## Dataset content
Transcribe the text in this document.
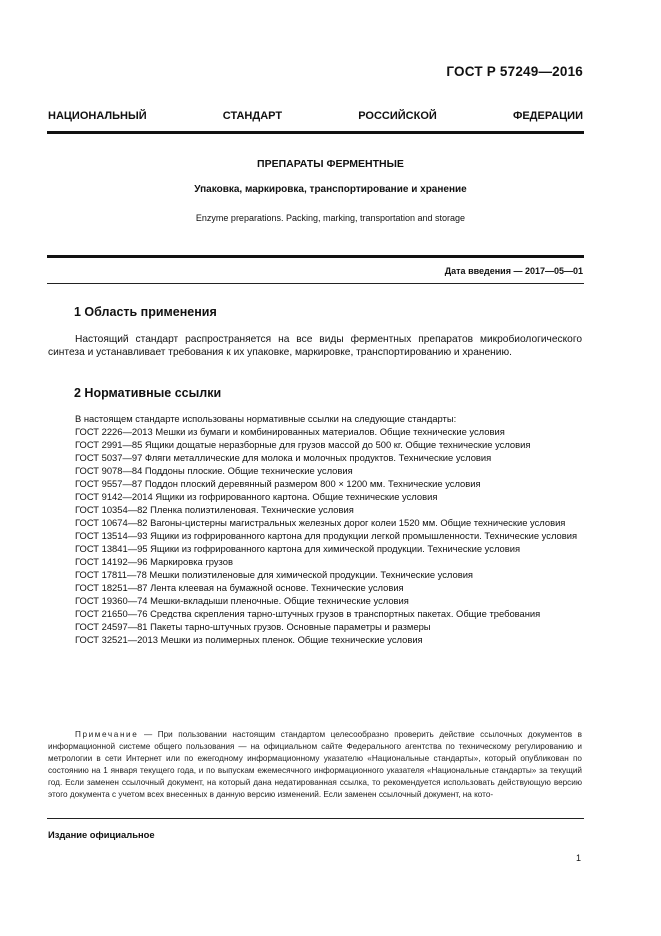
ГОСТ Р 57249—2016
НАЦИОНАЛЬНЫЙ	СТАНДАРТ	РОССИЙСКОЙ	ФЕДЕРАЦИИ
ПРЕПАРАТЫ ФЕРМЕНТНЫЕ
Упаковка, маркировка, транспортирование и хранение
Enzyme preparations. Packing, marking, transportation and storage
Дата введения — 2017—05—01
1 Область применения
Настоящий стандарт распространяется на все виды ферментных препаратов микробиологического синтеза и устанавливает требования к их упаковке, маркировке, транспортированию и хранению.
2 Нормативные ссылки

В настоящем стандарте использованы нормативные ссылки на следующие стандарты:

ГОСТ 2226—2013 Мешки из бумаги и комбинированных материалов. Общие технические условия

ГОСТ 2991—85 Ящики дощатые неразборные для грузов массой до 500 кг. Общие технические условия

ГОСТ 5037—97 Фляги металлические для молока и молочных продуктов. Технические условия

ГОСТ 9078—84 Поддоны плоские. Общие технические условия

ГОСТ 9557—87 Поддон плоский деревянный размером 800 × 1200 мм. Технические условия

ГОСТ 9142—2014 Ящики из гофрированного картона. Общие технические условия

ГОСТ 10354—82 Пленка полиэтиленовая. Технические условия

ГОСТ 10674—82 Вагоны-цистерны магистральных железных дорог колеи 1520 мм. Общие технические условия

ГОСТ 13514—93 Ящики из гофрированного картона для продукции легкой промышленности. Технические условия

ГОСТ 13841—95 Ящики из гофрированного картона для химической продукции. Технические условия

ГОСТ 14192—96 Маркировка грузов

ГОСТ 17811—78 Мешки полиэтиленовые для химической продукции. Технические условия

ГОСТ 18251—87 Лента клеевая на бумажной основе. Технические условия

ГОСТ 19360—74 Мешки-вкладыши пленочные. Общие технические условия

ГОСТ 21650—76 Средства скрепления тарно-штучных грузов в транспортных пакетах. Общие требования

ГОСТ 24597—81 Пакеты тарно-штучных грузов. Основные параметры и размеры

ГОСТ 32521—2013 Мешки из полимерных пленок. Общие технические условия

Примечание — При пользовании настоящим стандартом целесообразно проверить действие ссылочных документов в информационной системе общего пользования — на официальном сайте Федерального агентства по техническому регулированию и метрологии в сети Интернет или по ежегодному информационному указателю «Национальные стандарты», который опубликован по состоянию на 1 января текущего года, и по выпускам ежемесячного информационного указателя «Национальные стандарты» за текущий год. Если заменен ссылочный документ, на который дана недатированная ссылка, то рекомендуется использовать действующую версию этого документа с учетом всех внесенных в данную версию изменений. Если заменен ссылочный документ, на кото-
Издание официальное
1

## What to work on
Scan the material above for the string "тарно" and return the lines that hold it.

## Output
ГОСТ 21650—76 Средства скрепления тарно-штучных грузов в транспортных пакетах. Общие требования
ГОСТ 24597—81 Пакеты тарно-штучных грузов. Основные параметры и размеры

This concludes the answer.